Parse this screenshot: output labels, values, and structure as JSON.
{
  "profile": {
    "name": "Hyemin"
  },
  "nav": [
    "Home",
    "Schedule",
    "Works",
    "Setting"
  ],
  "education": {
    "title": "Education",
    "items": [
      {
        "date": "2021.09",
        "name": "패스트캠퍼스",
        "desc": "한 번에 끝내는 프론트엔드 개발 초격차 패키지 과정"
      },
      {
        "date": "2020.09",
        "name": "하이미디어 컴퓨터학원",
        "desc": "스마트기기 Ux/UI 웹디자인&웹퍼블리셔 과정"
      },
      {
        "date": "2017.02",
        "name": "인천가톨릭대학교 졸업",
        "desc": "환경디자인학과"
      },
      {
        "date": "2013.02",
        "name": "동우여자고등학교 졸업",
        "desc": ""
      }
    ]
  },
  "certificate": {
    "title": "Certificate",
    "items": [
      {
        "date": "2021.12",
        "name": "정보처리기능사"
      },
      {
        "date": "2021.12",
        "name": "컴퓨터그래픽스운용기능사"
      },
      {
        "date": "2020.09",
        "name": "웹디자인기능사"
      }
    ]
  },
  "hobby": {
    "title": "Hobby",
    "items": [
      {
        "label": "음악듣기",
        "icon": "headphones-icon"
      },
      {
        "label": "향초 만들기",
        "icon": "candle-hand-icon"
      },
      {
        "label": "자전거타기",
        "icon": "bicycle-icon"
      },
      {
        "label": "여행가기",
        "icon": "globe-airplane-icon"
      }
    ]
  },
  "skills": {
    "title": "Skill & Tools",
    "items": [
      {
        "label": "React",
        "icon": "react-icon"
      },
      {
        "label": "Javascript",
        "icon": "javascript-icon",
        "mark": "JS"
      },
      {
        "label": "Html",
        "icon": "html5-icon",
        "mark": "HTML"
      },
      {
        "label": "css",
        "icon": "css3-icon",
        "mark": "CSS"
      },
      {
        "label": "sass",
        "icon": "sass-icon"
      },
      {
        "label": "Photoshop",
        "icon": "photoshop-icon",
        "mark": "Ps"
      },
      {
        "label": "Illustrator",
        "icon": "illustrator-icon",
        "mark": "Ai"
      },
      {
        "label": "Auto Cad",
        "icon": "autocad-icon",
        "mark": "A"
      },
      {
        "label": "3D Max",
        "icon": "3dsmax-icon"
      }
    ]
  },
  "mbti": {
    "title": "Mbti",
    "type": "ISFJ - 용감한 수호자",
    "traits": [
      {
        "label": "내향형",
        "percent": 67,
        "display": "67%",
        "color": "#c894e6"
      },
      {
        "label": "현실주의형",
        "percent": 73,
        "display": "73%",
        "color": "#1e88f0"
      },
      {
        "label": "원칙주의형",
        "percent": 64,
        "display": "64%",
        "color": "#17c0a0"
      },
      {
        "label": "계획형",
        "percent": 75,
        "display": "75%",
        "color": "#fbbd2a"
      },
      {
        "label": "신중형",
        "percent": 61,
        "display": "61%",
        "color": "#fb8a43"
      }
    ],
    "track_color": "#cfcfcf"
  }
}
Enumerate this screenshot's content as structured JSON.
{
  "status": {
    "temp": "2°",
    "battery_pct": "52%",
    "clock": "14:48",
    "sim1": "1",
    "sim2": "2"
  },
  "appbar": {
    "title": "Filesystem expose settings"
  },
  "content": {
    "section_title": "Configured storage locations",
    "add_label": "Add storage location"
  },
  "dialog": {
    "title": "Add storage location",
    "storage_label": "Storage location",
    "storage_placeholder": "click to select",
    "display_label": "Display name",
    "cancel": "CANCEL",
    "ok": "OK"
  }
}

··········

The problem → Take the lines above and print them exactly.

Result below →
Parse this screenshot: output labels, values, and structure as JSON.
{
  "profile": {
    "name": "Hyemin"
  },
  "nav": [
    "Home",
    "Schedule",
    "Works",
    "Setting"
  ],
  "education": {
    "title": "Education",
    "items": [
      {
        "date": "2021.09",
        "name": "패스트캠퍼스",
        "desc": "한 번에 끝내는 프론트엔드 개발 초격차 패키지 과정"
      },
      {
        "date": "2020.09",
        "name": "하이미디어 컴퓨터학원",
        "desc": "스마트기기 Ux/UI 웹디자인&웹퍼블리셔 과정"
      },
      {
        "date": "2017.02",
        "name": "인천가톨릭대학교 졸업",
        "desc": "환경디자인학과"
      },
      {
        "date": "2013.02",
        "name": "동우여자고등학교 졸업",
        "desc": ""
      }
    ]
  },
  "certificate": {
    "title": "Certificate",
    "items": [
      {
        "date": "2021.12",
        "name": "정보처리기능사"
      },
      {
        "date": "2021.12",
        "name": "컴퓨터그래픽스운용기능사"
      },
      {
        "date": "2020.09",
        "name": "웹디자인기능사"
      }
    ]
  },
  "hobby": {
    "title": "Hobby",
    "items": [
      {
        "label": "음악듣기",
        "icon": "headphones-icon"
      },
      {
        "label": "향초 만들기",
        "icon": "candle-hand-icon"
      },
      {
        "label": "자전거타기",
        "icon": "bicycle-icon"
      },
      {
        "label": "여행가기",
        "icon": "globe-airplane-icon"
      }
    ]
  },
  "skills": {
    "title": "Skill & Tools",
    "items": [
      {
        "label": "React",
        "icon": "react-icon"
      },
      {
        "label": "Javascript",
        "icon": "javascript-icon",
        "mark": "JS"
      },
      {
        "label": "Html",
        "icon": "html5-icon",
        "mark": "HTML"
      },
      {
        "label": "css",
        "icon": "css3-icon",
        "mark": "CSS"
      },
      {
        "label": "sass",
        "icon": "sass-icon"
      },
      {
        "label": "Photoshop",
        "icon": "photoshop-icon",
        "mark": "Ps"
      },
      {
        "label": "Illustrator",
        "icon": "illustrator-icon",
        "mark": "Ai"
      },
      {
        "label": "Auto Cad",
        "icon": "autocad-icon",
        "mark": "A"
      },
      {
        "label": "3D Max",
        "icon": "3dsmax-icon"
      }
    ]
  },
  "mbti": {
    "title": "Mbti",
    "type": "ISFJ - 용감한 수호자",
    "traits": [
      {
        "label": "내향형",
        "percent": 67,
        "display": "67%",
        "color": "#c894e6"
      },
      {
        "label": "현실주의형",
        "percent": 73,
        "display": "73%",
        "color": "#1e88f0"
      },
      {
        "label": "원칙주의형",
        "percent": 64,
        "display": "64%",
        "color": "#17c0a0"
      },
      {
        "label": "계획형",
        "percent": 75,
        "display": "75%",
        "color": "#fbbd2a"
      },
      {
        "label": "신중형",
        "percent": 61,
        "display": "61%",
        "color": "#fb8a43"
      }
    ],
    "track_color": "#cfcfcf"
  }
}
Enumerate this screenshot's content as structured JSON.
{
  "status": {
    "temp": "2°",
    "battery_pct": "52%",
    "clock": "14:48",
    "sim1": "1",
    "sim2": "2"
  },
  "appbar": {
    "title": "Filesystem expose settings"
  },
  "content": {
    "section_title": "Configured storage locations",
    "add_label": "Add storage location"
  },
  "dialog": {
    "title": "Add storage location",
    "storage_label": "Storage location",
    "storage_placeholder": "click to select",
    "display_label": "Display name",
    "cancel": "CANCEL",
    "ok": "OK"
  }
}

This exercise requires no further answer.